District courts have the ability to dismiss a complaint on grounds that it is a shotgun pleading as part of their inherent authority to control their docket and ensure the expeditious resolution of cases. Vibe Micro, Inc. v. Shabanets, 878 F.3d 1291, 1295 (11th Cir. 2018). Also, Rule 41(b) provides authority for a district court to dismiss an action “where a plaintiff is afforded [the] chance [to amend] and fails to make meaningful modification to [his] complaint[.]” Barone, 757 F. App's at 880 (citing Fed.R.Civ.P. 41(b) and Weiland, 792 F.3d at 1323).
Dismissal with prejudice “is an extreme sanction that may be properly imposed only when: (1) a party engaged in a clear pattern of delay or willful contempt ...; and (2) the district court specifically finds that lesser sanctions would not suffice.” Betty K Agencies, Ltd. v. M/V MONADA, 432 F.3d 1333, 1338 (11th Cir. 2005) (internal quotation marks and citation omitted). Generally, however, a district court does not abuse its discretion in dismissing a case upon a party's disregard of a court order, especially when the party was forewarned. Barone, 757 App'x 881 (citing Moon v. Newsome, 863 F.2d 835, 837 (11th Cir. 1989)).

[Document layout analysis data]
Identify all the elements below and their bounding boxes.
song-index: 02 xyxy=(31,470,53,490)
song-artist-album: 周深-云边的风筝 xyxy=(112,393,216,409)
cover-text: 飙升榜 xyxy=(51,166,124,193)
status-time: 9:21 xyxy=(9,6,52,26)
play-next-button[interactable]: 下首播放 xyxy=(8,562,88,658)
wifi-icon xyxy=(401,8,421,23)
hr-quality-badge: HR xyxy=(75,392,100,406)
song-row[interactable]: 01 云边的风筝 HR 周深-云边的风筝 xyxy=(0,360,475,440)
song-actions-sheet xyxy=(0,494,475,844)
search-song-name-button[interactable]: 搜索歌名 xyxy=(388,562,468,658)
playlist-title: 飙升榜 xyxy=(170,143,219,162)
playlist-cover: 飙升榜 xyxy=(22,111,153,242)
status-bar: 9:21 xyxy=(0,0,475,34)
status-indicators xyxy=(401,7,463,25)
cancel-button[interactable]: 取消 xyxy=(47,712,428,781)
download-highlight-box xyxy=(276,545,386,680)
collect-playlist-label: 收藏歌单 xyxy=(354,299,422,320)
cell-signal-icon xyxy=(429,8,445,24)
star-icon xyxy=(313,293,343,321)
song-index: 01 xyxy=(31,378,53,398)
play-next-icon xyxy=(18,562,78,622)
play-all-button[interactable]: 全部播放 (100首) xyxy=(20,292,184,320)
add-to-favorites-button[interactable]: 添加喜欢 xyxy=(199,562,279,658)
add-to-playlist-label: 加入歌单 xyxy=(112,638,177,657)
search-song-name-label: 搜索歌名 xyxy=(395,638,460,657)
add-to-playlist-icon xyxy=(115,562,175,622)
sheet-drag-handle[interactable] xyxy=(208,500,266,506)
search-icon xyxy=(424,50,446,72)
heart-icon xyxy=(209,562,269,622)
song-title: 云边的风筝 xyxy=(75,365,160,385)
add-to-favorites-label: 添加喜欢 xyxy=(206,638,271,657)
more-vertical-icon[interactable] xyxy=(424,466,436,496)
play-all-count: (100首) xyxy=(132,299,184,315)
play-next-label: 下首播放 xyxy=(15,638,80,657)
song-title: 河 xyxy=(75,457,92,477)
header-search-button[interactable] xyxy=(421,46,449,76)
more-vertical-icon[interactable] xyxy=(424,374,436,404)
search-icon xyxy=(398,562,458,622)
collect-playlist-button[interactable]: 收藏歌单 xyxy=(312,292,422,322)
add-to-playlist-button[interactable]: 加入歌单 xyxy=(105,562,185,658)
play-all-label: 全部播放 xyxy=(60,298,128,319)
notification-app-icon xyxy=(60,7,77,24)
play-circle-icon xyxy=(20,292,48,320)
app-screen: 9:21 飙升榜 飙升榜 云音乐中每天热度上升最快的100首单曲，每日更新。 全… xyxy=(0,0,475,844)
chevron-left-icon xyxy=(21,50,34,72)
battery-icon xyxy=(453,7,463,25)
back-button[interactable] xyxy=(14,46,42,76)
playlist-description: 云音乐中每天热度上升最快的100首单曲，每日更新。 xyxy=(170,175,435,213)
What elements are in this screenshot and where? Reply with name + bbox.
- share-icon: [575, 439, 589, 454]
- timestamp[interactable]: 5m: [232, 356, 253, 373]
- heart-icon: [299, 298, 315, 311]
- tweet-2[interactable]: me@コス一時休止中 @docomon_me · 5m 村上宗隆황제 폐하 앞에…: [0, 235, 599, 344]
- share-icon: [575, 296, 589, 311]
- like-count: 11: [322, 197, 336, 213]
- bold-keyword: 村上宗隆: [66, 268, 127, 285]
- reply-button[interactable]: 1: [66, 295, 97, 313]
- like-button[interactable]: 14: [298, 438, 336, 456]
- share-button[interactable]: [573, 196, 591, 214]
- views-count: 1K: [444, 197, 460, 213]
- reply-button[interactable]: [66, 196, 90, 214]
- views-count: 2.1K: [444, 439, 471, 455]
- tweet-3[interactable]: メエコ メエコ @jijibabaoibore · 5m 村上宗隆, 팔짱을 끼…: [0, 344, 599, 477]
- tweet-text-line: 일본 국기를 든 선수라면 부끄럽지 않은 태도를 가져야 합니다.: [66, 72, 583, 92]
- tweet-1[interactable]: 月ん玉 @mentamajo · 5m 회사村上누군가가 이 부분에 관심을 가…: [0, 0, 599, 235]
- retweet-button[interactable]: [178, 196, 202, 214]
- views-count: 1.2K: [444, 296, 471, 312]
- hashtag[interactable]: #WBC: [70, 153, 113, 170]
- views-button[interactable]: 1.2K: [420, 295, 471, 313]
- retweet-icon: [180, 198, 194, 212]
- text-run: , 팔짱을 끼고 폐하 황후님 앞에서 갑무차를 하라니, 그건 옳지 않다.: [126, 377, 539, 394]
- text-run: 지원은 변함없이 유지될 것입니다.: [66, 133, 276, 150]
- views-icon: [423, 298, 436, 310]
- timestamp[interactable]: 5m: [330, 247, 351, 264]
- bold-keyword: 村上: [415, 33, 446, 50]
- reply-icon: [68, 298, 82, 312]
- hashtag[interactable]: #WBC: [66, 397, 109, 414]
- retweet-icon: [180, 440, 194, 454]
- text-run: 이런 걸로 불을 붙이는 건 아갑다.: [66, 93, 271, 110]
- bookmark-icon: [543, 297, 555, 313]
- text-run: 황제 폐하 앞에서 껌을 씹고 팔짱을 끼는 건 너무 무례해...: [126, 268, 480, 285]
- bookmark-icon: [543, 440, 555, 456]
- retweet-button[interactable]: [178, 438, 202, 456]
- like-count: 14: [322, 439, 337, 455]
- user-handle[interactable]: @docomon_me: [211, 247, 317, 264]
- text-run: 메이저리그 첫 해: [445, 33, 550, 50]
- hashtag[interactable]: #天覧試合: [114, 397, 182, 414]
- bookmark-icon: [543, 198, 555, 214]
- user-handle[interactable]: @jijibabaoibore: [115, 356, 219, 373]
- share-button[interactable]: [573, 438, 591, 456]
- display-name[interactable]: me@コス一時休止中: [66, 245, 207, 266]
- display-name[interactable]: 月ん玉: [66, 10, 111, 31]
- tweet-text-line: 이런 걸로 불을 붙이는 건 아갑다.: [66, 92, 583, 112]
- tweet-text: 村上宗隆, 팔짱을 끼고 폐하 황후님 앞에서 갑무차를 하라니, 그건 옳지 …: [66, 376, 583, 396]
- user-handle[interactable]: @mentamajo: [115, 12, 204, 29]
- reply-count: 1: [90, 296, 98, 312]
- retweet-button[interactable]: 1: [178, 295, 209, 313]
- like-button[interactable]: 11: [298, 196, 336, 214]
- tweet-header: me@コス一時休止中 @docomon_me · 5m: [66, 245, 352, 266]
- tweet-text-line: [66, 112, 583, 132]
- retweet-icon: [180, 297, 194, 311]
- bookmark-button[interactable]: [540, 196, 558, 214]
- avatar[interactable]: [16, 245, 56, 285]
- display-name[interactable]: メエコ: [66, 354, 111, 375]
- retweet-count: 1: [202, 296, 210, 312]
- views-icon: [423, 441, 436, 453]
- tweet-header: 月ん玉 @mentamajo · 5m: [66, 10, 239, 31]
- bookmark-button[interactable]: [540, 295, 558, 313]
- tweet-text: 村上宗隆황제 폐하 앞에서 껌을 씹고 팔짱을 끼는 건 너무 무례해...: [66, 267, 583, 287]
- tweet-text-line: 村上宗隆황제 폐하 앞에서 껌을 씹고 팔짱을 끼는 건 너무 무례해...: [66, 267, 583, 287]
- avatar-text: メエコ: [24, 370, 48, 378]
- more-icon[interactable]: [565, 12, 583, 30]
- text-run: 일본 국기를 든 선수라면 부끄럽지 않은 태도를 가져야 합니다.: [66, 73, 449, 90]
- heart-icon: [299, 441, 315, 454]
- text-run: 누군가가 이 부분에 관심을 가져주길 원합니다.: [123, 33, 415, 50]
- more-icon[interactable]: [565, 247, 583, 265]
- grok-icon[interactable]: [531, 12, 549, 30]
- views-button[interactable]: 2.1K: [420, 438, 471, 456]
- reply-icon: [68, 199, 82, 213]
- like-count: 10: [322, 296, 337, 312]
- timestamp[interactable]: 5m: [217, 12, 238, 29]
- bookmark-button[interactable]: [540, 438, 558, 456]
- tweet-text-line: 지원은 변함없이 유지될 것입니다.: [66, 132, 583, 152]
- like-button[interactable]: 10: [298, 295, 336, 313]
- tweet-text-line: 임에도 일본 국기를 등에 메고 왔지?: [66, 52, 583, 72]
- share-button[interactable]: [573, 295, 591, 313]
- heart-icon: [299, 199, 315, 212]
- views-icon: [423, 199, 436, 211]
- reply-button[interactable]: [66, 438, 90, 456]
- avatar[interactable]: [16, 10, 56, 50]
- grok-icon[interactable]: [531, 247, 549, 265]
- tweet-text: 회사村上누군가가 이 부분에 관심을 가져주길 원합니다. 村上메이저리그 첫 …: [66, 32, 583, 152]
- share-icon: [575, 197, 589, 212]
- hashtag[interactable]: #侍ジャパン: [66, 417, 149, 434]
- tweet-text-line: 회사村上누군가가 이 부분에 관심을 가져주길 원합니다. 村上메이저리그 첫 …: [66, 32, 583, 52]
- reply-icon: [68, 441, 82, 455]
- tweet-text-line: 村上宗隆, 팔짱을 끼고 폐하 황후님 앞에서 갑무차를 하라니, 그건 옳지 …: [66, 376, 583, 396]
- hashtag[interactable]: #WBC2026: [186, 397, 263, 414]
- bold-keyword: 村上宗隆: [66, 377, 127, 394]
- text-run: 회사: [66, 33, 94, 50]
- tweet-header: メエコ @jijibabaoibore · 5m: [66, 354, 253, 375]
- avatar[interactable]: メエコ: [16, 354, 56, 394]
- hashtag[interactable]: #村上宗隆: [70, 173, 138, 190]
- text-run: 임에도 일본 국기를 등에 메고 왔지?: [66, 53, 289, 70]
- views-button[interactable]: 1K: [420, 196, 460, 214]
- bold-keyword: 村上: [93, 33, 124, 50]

**TASKS**
a) In the passage on dismissing shotgun pleadings, what two conditions must be met before a court may dismiss with prejudice?
b) Copy word for word the stretch of the passage on dismissing shotgun pleadings from "Dismissal with prejudice" through "(11th Cir. 1989)).".
c) Pick up the passage on dismissing shotgun pleadings after its last sentence and keep writing.

**YOUR RESPONSES**
a) A party must have engaged in a clear pattern of delay or willful contempt, and the district court must specifically find that lesser sanctions would not suffice.

b)
Dismissal with prejudice “is an extreme sanction that may be properly imposed only when: (1) a party engaged in a clear pattern of delay or willful contempt ...; and (2) the district court specifically finds that lesser sanctions would not suffice.” Betty K Agencies, Ltd. v. M/V MONADA, 432 F.3d 1333, 1338 (11th Cir. 2005) (internal quotation marks and citation omitted). Generally, however, a district court does not abuse its discretion in dismissing a case upon a party's disregard of a court order, especially when the party was forewarned. Barone, 757 App'x 881 (citing Moon v. Newsome, 863 F.2d 835, 837 (11th Cir. 1989)).

c)
ANALYSIS
Here, Plaintiff's Complaint warrants dismissal. The Complaint violates Rule 8 pleading standards. It fails to identify a cognizable claim and, thus, it fails to give fair notice to Defendant as to what claim Plaintiff is making against it and on what grounds Plaintiff's claim rests. As such, it constitutes a shotgun pleading. Therefore, the amended complaint is due to be dismissed on shotgun pleading grounds under the Court's inherent authority or under Rule 41(b).
The dismissal of the amended complaint should be with prejudice. Plaintiff failed to comply with the Court's Order of instructions for filing an amended complaint. Indeed, the amended complaint reflects Plaintiff's absolute disregard of the Order. The Order expressly warned Plaintiff that failure to comply with the instructions could result in dismissal with prejudice. Therefore, I find that dismissal of Plaintiff's action should be with prejudice.
CONCLUSION
Accordingly, I respectfully RECOMMEND that Defendant's Motion to Dismiss (DE 21) be GRANTED as follows:
1. that Plaintiff's remaining claims, if any, pertaining to the 2004 Civil Penalty be DISMISSED WITH PREJUDICE;
2. that the CLERK OF COURT be directed to CLOSE this case; and
3. that all pending motions be DENIED AS MOOT.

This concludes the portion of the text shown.